-- Start of ARTICLE --
Happy Birthday, dear Lambda: 17 is good edition

Seventeen years ago to the day, LtU was born. I guess it's about time I stop opening these birthday messages by saying how remarkable this longevity is (this being the fate of Hollywood actresses over 25). Still, I cannot resist mentioning that 17 is "good" (טוב) in gematria, which after all is one of the oldest codes there are. It's is very cool that the last couple of weeks had a flurry of activity. This old site still got game.

I will not try to summarize or pontificate. The community has grown too big and too unruly for that and I have been more an absent landlord recently than a true participant (transitioning from CS to being a professional philosopher of science and having kids took a bit more of my free time than I expected).

One thing I always cherished about LtU was that we welcomed both professional, academic work, and everything and anything that was cool and fun in programming languages. It was never a theory only site. So here's a little birthday party game instead of a long summary.

Which new (or old) languages inspire you to think that a good language can smoothly allow people to reach heretofore hard to reach semantic or abstraction levels?

I mean things that affect how the little guy thinks, not formal semantics, category theory, or what have you.
-- End of ARTICLE --
-- Start of ENTRIES --
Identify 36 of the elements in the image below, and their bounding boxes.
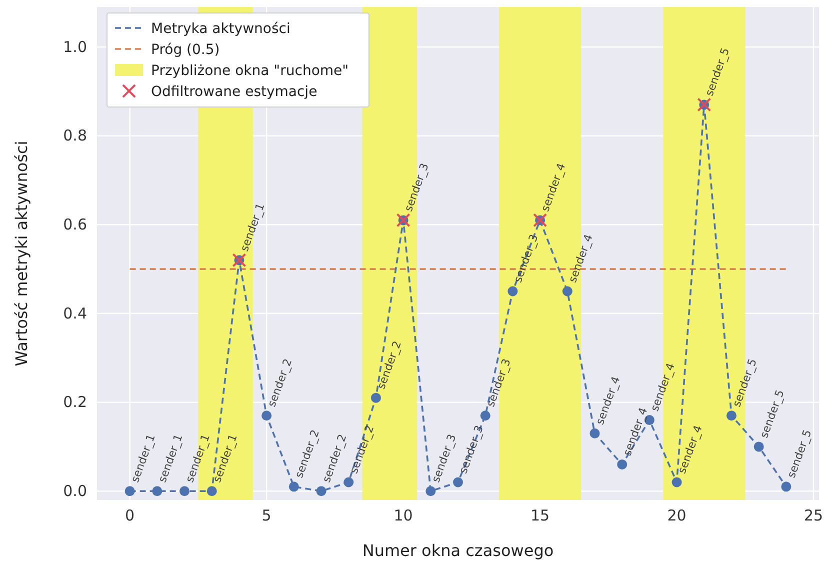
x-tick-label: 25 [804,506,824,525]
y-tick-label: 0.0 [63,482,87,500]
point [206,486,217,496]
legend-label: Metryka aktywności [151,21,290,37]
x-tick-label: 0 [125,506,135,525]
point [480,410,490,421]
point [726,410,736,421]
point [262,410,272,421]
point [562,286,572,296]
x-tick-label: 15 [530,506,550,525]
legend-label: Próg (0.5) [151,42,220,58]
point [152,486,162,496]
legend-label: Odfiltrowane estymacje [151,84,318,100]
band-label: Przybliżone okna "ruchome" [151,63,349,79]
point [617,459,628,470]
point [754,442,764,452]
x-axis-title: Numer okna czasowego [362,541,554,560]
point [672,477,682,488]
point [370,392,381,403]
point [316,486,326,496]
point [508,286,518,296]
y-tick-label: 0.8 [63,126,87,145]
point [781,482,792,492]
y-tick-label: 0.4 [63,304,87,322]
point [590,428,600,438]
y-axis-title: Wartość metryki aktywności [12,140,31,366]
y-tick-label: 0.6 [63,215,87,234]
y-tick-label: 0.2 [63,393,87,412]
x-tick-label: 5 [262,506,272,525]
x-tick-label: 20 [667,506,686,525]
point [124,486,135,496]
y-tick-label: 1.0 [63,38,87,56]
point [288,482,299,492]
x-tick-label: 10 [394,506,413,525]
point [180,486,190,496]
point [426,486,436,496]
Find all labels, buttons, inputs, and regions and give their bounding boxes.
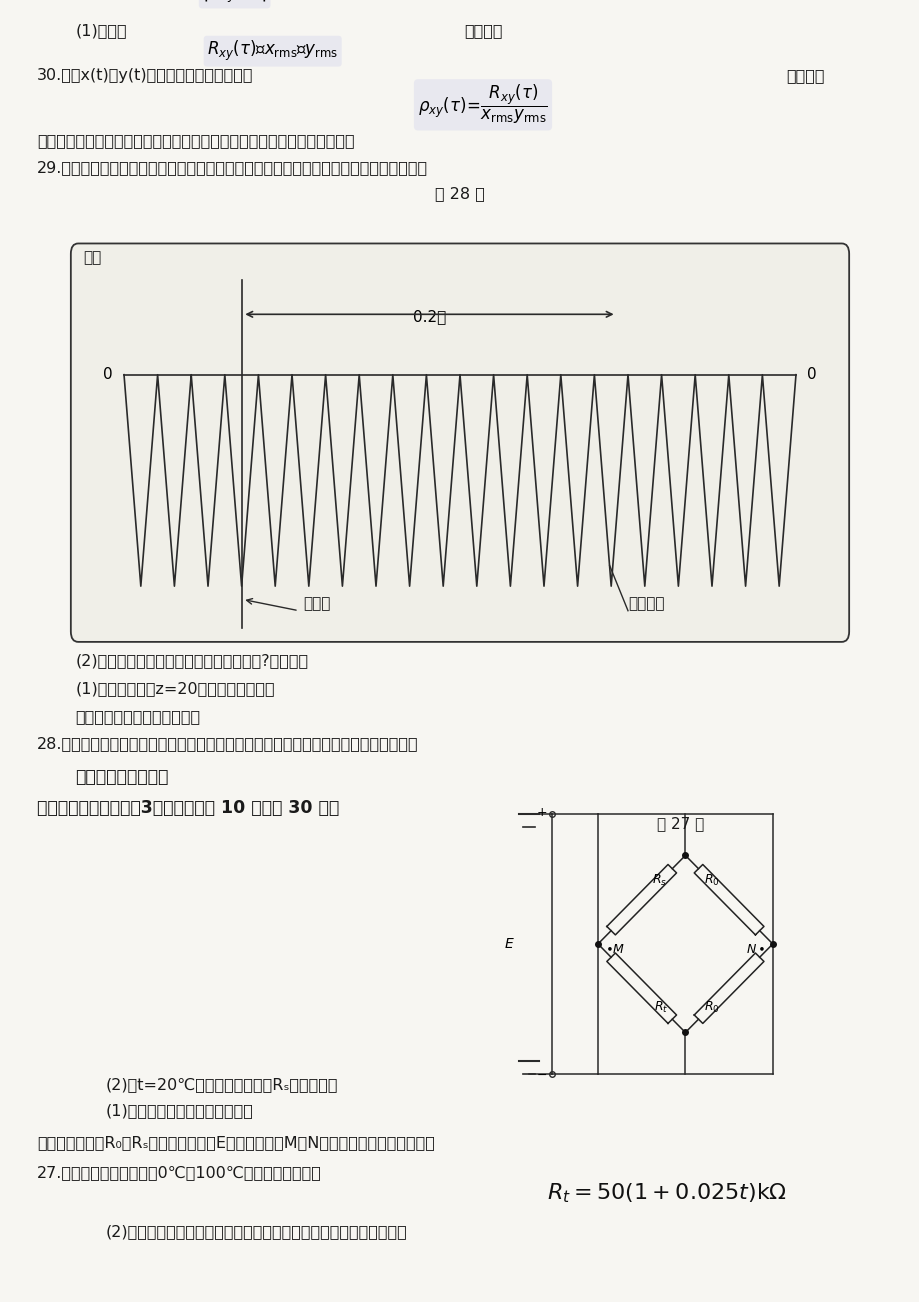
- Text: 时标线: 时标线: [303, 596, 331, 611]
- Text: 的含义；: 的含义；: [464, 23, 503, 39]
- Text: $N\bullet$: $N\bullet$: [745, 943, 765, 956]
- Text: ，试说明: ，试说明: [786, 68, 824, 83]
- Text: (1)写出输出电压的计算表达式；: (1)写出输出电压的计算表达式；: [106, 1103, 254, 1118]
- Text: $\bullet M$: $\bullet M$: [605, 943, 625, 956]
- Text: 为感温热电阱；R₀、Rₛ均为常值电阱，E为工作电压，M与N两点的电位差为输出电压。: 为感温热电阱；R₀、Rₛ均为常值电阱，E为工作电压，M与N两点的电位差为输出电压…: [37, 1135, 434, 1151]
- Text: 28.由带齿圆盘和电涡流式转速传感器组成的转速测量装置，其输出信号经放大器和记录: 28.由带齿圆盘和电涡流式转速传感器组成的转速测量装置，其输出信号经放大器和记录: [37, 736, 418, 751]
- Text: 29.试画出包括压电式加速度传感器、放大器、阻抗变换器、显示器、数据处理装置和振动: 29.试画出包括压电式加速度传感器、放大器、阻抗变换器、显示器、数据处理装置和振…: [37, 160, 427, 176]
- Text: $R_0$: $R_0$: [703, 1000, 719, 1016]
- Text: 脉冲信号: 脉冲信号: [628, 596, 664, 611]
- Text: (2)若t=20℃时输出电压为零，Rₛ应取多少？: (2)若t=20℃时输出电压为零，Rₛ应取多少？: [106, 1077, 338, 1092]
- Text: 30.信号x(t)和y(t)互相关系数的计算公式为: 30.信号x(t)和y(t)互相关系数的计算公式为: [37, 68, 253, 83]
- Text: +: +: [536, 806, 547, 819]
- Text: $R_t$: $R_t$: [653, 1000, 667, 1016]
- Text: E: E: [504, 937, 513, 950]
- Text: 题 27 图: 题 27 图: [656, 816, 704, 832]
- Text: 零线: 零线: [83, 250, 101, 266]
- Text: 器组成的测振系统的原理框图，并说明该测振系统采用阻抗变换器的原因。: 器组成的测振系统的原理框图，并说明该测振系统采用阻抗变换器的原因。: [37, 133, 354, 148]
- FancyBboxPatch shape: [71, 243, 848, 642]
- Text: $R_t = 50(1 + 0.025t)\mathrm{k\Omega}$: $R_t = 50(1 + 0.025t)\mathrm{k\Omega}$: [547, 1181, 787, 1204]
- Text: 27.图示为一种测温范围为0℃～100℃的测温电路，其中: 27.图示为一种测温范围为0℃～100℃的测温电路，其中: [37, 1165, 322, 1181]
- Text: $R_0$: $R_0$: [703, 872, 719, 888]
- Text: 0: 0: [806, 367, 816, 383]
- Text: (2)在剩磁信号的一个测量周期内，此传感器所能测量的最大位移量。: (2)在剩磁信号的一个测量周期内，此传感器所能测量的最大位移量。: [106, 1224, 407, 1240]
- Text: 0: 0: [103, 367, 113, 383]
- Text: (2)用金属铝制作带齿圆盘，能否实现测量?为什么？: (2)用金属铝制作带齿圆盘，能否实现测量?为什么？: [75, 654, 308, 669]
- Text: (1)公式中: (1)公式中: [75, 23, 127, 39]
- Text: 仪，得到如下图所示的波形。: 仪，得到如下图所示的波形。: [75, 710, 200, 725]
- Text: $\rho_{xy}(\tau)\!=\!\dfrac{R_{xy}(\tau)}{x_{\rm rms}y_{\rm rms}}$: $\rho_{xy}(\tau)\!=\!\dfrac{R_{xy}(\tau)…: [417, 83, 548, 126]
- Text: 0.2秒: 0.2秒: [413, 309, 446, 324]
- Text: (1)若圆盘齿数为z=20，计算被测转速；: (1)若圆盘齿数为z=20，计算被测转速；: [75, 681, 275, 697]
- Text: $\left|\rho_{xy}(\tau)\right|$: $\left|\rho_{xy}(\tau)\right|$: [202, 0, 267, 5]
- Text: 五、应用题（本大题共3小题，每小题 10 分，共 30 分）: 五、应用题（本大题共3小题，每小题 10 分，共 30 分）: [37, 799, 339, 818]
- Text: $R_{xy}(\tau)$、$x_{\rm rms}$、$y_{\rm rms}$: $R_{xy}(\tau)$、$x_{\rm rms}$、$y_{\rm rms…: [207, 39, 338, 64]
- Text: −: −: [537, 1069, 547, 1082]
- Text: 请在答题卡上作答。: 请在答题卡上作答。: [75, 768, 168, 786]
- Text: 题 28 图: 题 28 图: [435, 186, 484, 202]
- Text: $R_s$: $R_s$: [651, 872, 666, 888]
-- End of ENTRIES --
* WORK TO DO
(A) Please condense the paragraph of the LtU birthday post that begins "One thing I always cherished" into a shorter version that keeps its main facts.
(B) Pull from the LtU birthday post the passage between "I will not try" and "a long summary.", inclusive, word for word.
The records have nothing to do with the LtU birthday post.

* ANSWERS TO EACH TASK
(A) LtU always welcomed both professional, academic work and anything cool and fun in programming languages; it was never a theory-only site. So, instead of a long summary, the author offers a small birthday party game.

(B)
I will not try to summarize or pontificate. The community has grown too big and too unruly for that and I have been more an absent landlord recently than a true participant (transitioning from CS to being a professional philosopher of science and having kids took a bit more of my free time than I expected).

One thing I always cherished about LtU was that we welcomed both professional, academic work, and everything and anything that was cool and fun in programming languages. It was never a theory only site. So here's a little birthday party game instead of a long summary.